◆ Short task A:
List each line of the entries below that contains the string "field".

[BEGIN Article]

Nov 8, 2012

Day 17 Childhood

30 Day Letter Challenge

Day 17 — Someone from your childhood

I feel like all I do is talk about my childhood. You've heard about my childhood friends, about Ladybug, even briefly about the giant, mean kid down the street who used to beat me up. I spent a fair amount of my formative years crying before I learned that if he chucked a hammer at me I could throw it back and it would hurt him just as bad.
Cul-de-sac
 I grew up on a cul-de-sac, a street which was closed off from everything and provided lots of space to play. Six of the houses on my street all had kids within a few years of my own age, so we grew up together in big backyards and long summer days. Because it was a safe, rural neighborhood, our parents gave us free reign, and we left to play in the river or ride our bikes several miles into the mountains or venture into town without any pesky questions. Think little rascals, to a point, though we didn't get in trouble much. When someone got hurt, we'd break an ice plant stalk in half and rub it on like Bactine. Was it a good idea? Probably not, but everyone learned how to soldier on.

[END Article]

◆ Short task B:
Go on with the childhood piece above, picking up after its final sentence.

[BEGIN Provided data]

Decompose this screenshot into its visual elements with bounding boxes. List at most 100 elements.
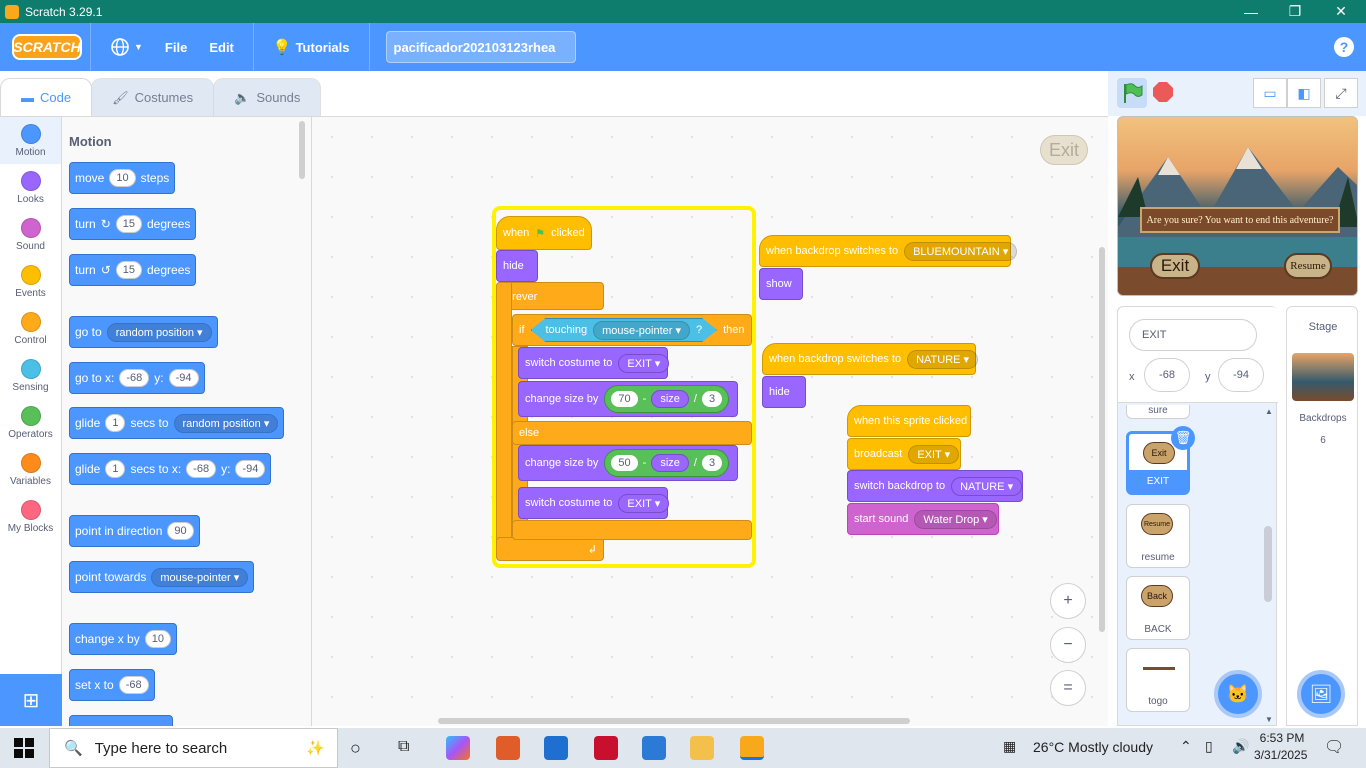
block-set-x[interactable]: set x to -68 [69, 669, 155, 701]
speaker-tray-icon[interactable]: 🔊 [1232, 738, 1249, 755]
add-extension-button[interactable]: ⊞ [0, 674, 62, 726]
stage-resume-button[interactable]: Resume [1284, 253, 1332, 279]
small-stage-button[interactable]: ▭ [1253, 78, 1287, 108]
weather-text[interactable]: 26°C Mostly cloudy [1033, 739, 1153, 755]
block-input[interactable]: 1 [105, 414, 126, 432]
project-title-input[interactable]: pacificador202103123rhea [385, 31, 576, 63]
task-view-icon[interactable]: ⧉ [398, 738, 409, 756]
block-move-steps[interactable]: move 10 steps [69, 162, 176, 194]
block-input[interactable]: 50 [611, 455, 638, 471]
block-turn-right[interactable]: turn ↻ 15 degrees [69, 208, 197, 240]
block-glide-to-xy[interactable]: glide 1 secs to x: -68 y: -94 [69, 453, 272, 485]
when-flag-clicked-hat[interactable]: when ⚑ clicked [496, 216, 592, 250]
when-sprite-clicked-hat[interactable]: when this sprite clicked [847, 405, 971, 437]
block-input[interactable]: 90 [167, 522, 194, 540]
hide-block[interactable]: hide [496, 250, 538, 282]
show-block[interactable]: show [759, 268, 803, 300]
category-variables[interactable]: Variables [0, 446, 61, 493]
stage-exit-button[interactable]: Exit [1150, 253, 1200, 279]
block-point-towards[interactable]: point towards mouse-pointer ▾ [69, 561, 255, 593]
block-input[interactable]: -68 [186, 460, 217, 478]
sprite-tile-partial[interactable]: sure [1126, 405, 1190, 419]
sprite-name-field[interactable]: EXIT [1129, 319, 1257, 351]
block-input[interactable]: 70 [611, 391, 638, 407]
restore-button[interactable]: ❐ [1272, 0, 1318, 23]
file-menu[interactable]: File [154, 23, 198, 71]
choose-sprite-button[interactable]: 🐱 [1214, 670, 1262, 718]
block-dropdown[interactable]: BLUEMOUNTAIN ▾ [904, 241, 1018, 261]
scratch-logo[interactable]: SCRATCH [12, 34, 82, 60]
forever-block[interactable]: forever [496, 282, 604, 310]
block-dropdown[interactable]: mouse-pointer ▾ [151, 567, 249, 587]
clock-time[interactable]: 6:53 PM [1258, 731, 1306, 745]
change-size-block[interactable]: change size by 50- size / 3 [518, 445, 738, 481]
block-point-in-direction[interactable]: point in direction 90 [69, 515, 200, 547]
workspace-scrollbar-vertical[interactable] [1099, 247, 1105, 632]
close-button[interactable]: ✕ [1318, 0, 1364, 23]
stage-canvas[interactable]: Are you sure? You want to end this adven… [1117, 116, 1358, 296]
change-size-block[interactable]: change size by 70- size / 3 [518, 381, 738, 417]
category-looks[interactable]: Looks [0, 164, 61, 211]
tray-chevron-icon[interactable]: ⌃ [1180, 738, 1192, 755]
when-backdrop-switches-hat[interactable]: when backdrop switches to NATURE ▾ [762, 343, 979, 375]
block-glide-to[interactable]: glide 1 secs to random position ▾ [69, 407, 285, 439]
tab-costumes[interactable]: 🖌 Costumes [91, 78, 215, 116]
block-turn-left[interactable]: turn ↺ 15 degrees [69, 254, 197, 286]
minimize-button[interactable]: — [1228, 0, 1274, 23]
block-change-x[interactable]: change x by 10 [69, 623, 177, 655]
block-input[interactable]: -94 [168, 369, 199, 387]
file-explorer-icon[interactable] [690, 736, 714, 760]
category-operators[interactable]: Operators [0, 399, 61, 446]
block-dropdown[interactable]: mouse-pointer ▾ [593, 320, 690, 340]
category-sensing[interactable]: Sensing [0, 352, 61, 399]
if-else-block[interactable]: if touching mouse-pointer ▾? then [512, 314, 752, 346]
sprite-tile-togo[interactable]: togo [1126, 648, 1190, 712]
switch-costume-block[interactable]: switch costume to EXIT ▾ [518, 487, 670, 519]
scratch-taskbar-icon[interactable] [740, 736, 764, 760]
fullscreen-button[interactable]: ⤢ [1324, 78, 1358, 108]
size-reporter[interactable]: size [651, 454, 689, 472]
block-input[interactable]: -68 [118, 676, 149, 694]
scroll-down-arrow[interactable]: ▼ [1265, 715, 1273, 724]
block-dropdown[interactable]: EXIT ▾ [908, 444, 960, 464]
clock-date[interactable]: 3/31/2025 [1254, 748, 1307, 762]
block-go-to[interactable]: go to random position ▾ [69, 316, 218, 348]
hide-block[interactable]: hide [762, 376, 806, 408]
taskbar-search[interactable]: 🔍 Type here to search ✨ [49, 728, 338, 768]
workspace-scrollbar-horizontal[interactable] [438, 718, 910, 724]
zoom-reset-button[interactable]: = [1050, 670, 1086, 706]
language-menu[interactable]: ▼ [99, 23, 154, 71]
operator-divide[interactable]: 50- size / 3 [604, 449, 730, 477]
block-input[interactable]: -94 [235, 460, 266, 478]
tutorials-button[interactable]: 💡 Tutorials [262, 23, 361, 71]
y-field[interactable]: -94 [1218, 358, 1264, 392]
switch-costume-block[interactable]: switch costume to EXIT ▾ [518, 347, 670, 379]
block-input[interactable]: 1 [105, 460, 126, 478]
block-dropdown[interactable]: EXIT ▾ [618, 353, 670, 373]
gift-app-icon[interactable] [594, 736, 618, 760]
stage-selector[interactable]: Stage Backdrops 6 [1286, 306, 1358, 726]
block-input[interactable]: 3 [701, 455, 723, 471]
category-control[interactable]: Control [0, 305, 61, 352]
block-input[interactable]: 10 [144, 630, 171, 648]
palette-scrollbar[interactable] [299, 121, 305, 179]
large-stage-button[interactable]: ◧ [1287, 78, 1321, 108]
windows-start-icon[interactable] [14, 738, 34, 758]
notification-icon[interactable]: 🗨 [1324, 737, 1344, 757]
copilot-icon[interactable] [446, 736, 470, 760]
category-sound[interactable]: Sound [0, 211, 61, 258]
block-dropdown[interactable]: EXIT ▾ [618, 493, 670, 513]
sprite-tile-back[interactable]: Back BACK [1126, 576, 1190, 640]
switch-backdrop-block[interactable]: switch backdrop to NATURE ▾ [847, 470, 1023, 502]
operator-divide[interactable]: 70- size / 3 [604, 385, 730, 413]
category-my-blocks[interactable]: My Blocks [0, 493, 61, 540]
stop-button[interactable] [1153, 82, 1173, 102]
when-backdrop-switches-hat[interactable]: when backdrop switches to BLUEMOUNTAIN ▾ [759, 235, 1018, 267]
green-flag-button[interactable] [1117, 78, 1147, 108]
sprite-list-scrollbar[interactable] [1264, 526, 1272, 602]
cortana-icon[interactable]: ○ [350, 738, 361, 759]
block-dropdown[interactable]: NATURE ▾ [951, 476, 1023, 496]
block-input[interactable]: 15 [115, 215, 142, 233]
vscode-icon[interactable] [642, 736, 666, 760]
category-events[interactable]: Events [0, 258, 61, 305]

[END Provided data]

◆ Written answer A:
sprite-name-field[interactable]: EXIT [1129, 319, 1257, 351]
y-field[interactable]: -94 [1218, 358, 1264, 392]

◆ Written answer B:
When the days grew long, we ate dinner outside in the street and told ghost stories in the twilight. We played Kick the Can and Ghost in the Graveyard in the darkness. And then, when we got exhausted, we would pull out our sleeping bags and lawn chairs and set up camp in the road and watch for shooting stars in the clear, crisp sky and awake with dew on our faces. Or we'd awake in our beds, if it got particularly cold and our parents came to get us.

Once in a while the coyotes or mountain lions would come around out of curiosity, and we would all freak out. Coyotes are better, louder from further away, so we could scream and run into the nearest person's house and they get more scared of us than we are of them. No one ever got bit by either animal.
Milky Way from Mount Pinos - not my small mountain, but a similar view.
The one thing I love about living in a small town is the lack of light pollution. There's a camp at the top of one of our small mountains, and when you stand at the top, you can see in every direction. You can see the rolling hills continue for miles, or over another mountain range, or all the way to the ocean and the end of the earth. At night, more stars than you could have ever imagined blaze in the dark. The meteor showers here are spectacular, and as fire streaks across the sky, you can almost reach out your hand to touch it.

I think that's what I miss most.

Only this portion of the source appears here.